#### TASK
Arrange the entries between the lines holding "UI element localization: list" and "shortcut-writeout[interactable]: ^O WriteOut", inclusive, as a JSON list of strings, one string per line, with blank lines left out.

#### EXCERPTED RECORDS
■ ■ ■ ■ ■

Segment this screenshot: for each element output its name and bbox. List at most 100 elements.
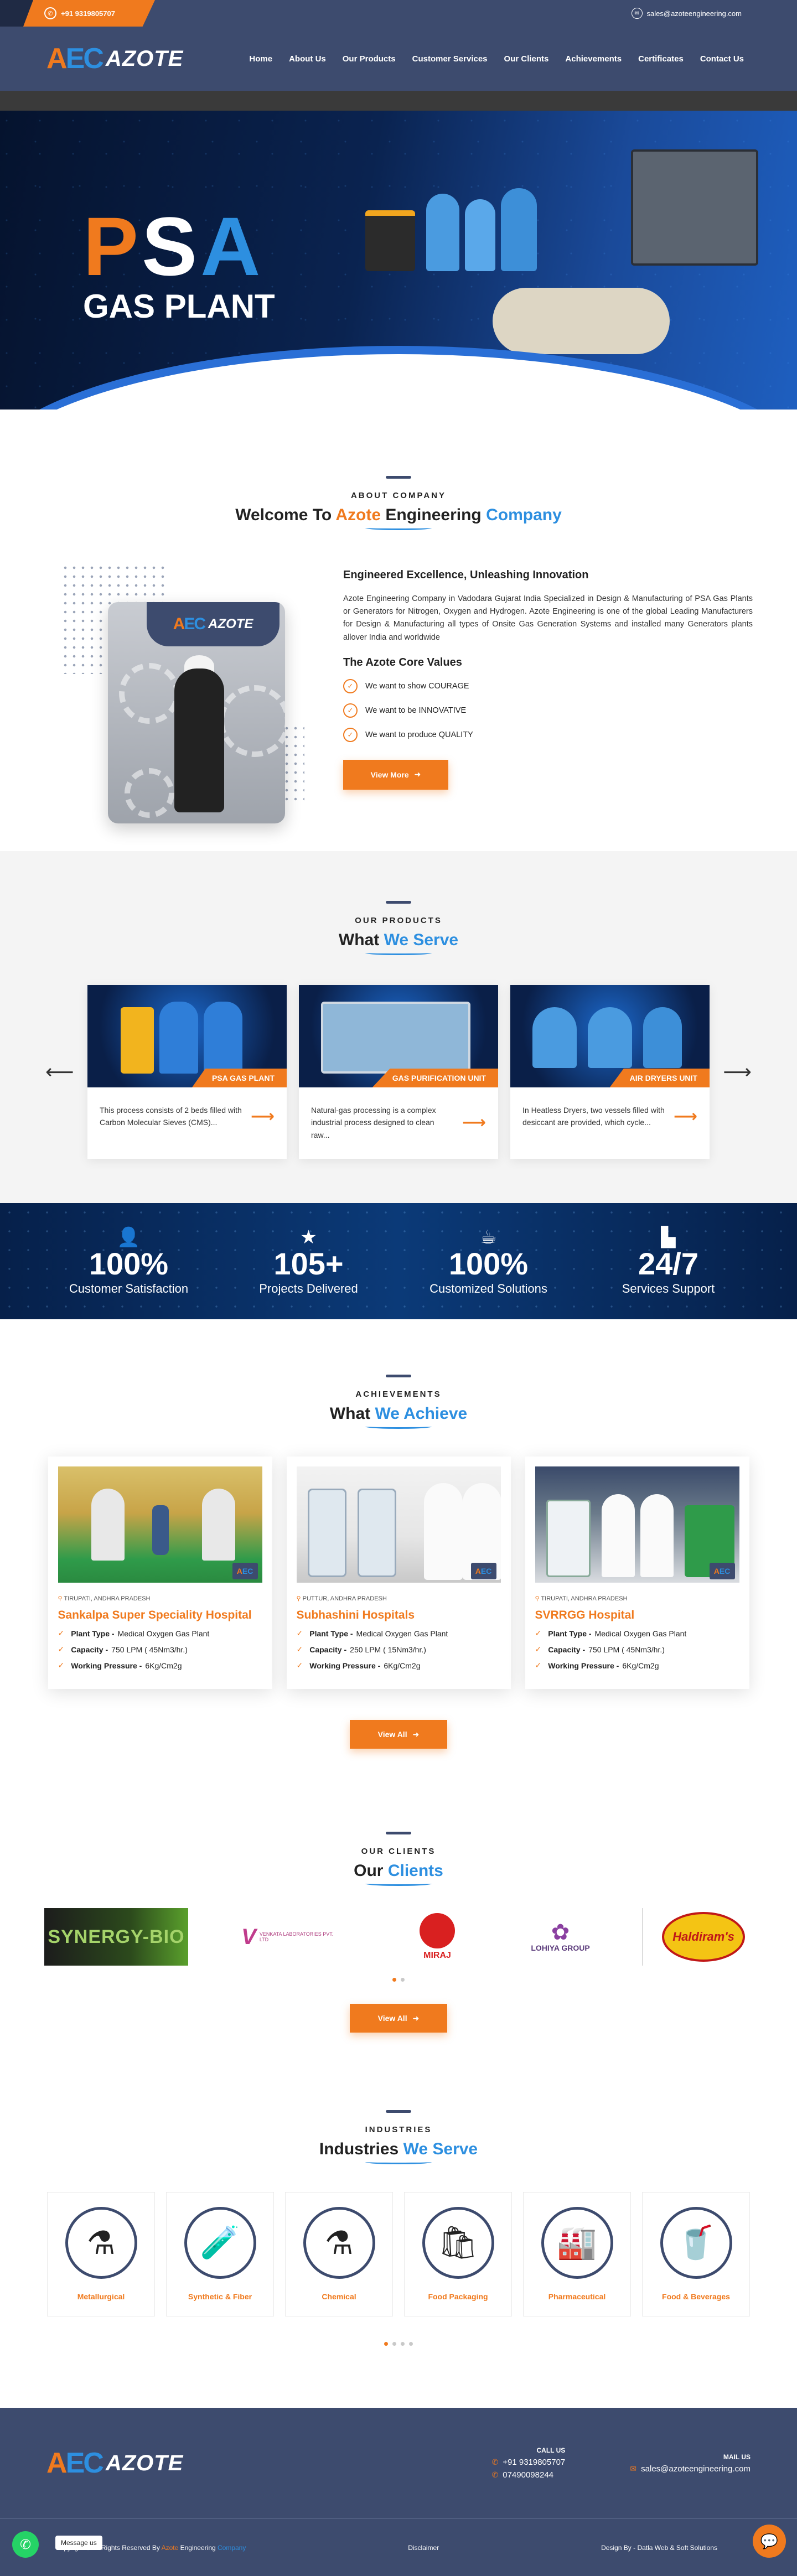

■ ■ ■ ■ ■

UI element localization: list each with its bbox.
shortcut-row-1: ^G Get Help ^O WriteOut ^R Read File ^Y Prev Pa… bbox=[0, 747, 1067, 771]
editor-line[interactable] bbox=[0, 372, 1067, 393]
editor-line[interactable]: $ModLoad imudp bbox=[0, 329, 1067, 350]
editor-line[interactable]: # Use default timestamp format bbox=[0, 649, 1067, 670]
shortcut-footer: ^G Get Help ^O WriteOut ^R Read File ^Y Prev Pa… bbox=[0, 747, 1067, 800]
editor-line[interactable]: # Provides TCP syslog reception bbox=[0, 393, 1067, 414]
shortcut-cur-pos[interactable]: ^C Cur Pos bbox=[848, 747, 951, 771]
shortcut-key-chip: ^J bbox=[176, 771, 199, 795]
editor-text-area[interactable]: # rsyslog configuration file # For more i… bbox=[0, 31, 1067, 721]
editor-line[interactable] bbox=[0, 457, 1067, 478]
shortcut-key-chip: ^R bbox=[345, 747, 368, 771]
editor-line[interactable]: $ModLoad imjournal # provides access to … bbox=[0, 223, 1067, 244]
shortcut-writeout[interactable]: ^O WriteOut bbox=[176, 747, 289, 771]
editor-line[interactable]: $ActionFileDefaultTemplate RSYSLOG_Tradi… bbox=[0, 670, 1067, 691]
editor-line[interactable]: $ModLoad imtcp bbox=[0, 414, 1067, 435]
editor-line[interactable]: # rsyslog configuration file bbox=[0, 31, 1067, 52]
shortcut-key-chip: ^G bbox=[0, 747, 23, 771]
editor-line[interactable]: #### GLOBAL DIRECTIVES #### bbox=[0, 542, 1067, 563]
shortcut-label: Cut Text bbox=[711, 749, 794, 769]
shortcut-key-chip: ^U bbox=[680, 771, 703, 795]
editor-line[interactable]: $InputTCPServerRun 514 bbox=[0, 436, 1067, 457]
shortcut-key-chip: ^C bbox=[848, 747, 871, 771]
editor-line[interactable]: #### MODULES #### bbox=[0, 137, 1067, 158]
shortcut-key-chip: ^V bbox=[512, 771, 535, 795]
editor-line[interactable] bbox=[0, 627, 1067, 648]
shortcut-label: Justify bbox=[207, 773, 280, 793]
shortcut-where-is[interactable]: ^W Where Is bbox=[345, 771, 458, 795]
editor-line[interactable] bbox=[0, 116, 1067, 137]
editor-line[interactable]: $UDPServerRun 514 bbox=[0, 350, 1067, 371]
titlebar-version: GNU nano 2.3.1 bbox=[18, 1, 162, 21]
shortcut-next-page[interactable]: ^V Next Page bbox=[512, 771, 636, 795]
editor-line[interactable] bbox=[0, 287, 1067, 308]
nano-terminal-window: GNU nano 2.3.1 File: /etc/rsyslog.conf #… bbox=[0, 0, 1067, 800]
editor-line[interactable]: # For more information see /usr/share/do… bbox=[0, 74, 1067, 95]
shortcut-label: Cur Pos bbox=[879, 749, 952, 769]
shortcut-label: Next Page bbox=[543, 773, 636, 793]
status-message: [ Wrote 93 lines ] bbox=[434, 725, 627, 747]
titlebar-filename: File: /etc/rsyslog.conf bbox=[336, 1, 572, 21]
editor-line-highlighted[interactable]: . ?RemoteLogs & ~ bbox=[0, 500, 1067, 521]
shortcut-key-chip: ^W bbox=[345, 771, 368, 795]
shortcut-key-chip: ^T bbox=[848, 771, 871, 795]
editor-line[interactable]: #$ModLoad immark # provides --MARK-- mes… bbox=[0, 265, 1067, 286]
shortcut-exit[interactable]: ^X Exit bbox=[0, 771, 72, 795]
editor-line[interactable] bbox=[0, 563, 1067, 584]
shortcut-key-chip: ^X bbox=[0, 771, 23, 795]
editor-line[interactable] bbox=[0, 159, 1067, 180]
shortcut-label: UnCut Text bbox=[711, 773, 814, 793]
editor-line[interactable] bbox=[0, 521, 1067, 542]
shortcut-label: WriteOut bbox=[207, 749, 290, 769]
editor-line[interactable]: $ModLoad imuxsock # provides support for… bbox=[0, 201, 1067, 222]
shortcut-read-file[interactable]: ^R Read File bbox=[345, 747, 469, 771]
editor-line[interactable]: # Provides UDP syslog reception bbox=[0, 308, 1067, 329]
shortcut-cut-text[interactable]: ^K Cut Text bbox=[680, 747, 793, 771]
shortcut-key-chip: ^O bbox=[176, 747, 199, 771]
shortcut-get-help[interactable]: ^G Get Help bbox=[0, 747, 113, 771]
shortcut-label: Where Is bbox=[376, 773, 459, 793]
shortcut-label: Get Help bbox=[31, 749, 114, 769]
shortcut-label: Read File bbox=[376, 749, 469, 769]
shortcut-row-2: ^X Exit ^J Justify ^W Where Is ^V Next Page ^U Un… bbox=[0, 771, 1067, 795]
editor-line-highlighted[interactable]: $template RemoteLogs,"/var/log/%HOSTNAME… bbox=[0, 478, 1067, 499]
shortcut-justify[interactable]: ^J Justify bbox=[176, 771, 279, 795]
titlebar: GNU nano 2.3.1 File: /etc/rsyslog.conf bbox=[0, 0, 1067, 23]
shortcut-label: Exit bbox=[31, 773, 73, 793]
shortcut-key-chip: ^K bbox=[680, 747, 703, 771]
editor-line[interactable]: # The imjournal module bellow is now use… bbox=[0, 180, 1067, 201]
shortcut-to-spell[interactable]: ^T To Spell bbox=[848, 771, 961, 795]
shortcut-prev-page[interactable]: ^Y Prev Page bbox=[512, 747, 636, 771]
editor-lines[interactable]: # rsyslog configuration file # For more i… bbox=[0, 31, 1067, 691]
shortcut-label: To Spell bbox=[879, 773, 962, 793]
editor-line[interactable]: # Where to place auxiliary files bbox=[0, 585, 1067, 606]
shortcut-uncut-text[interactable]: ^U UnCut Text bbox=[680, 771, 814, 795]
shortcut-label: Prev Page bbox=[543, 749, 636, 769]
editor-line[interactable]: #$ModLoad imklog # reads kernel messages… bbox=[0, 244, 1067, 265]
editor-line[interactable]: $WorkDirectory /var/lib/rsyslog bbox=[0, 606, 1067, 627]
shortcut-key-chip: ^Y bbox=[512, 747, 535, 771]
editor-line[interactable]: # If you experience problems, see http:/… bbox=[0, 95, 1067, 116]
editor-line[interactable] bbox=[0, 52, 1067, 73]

■ ■ ■ ■ ■

#### RESULT OF THIS EXERCISE
[
  "UI element localization: list each with its bbox.",
  "shortcut-row-1: ^G Get Help ^O WriteOut ^R Read File ^Y Prev Pa… bbox=[0, 747, 1067, 771]",
  "editor-line[interactable] bbox=[0, 372, 1067, 393]",
  "editor-line[interactable]: $ModLoad imudp bbox=[0, 329, 1067, 350]",
  "editor-line[interactable]: # Use default timestamp format bbox=[0, 649, 1067, 670]",
  "shortcut-footer: ^G Get Help ^O WriteOut ^R Read File ^Y Prev Pa… bbox=[0, 747, 1067, 800]",
  "editor-line[interactable]: # Provides TCP syslog reception bbox=[0, 393, 1067, 414]",
  "shortcut-cur-pos[interactable]: ^C Cur Pos bbox=[848, 747, 951, 771]",
  "shortcut-key-chip: ^J bbox=[176, 771, 199, 795]",
  "editor-text-area[interactable]: # rsyslog configuration file # For more i… bbox=[0, 31, 1067, 721]",
  "editor-line[interactable] bbox=[0, 457, 1067, 478]",
  "shortcut-key-chip: ^R bbox=[345, 747, 368, 771]",
  "editor-line[interactable]: $ModLoad imjournal # provides access to … bbox=[0, 223, 1067, 244]",
  "shortcut-writeout[interactable]: ^O WriteOut bbox=[176, 747, 289, 771]"
]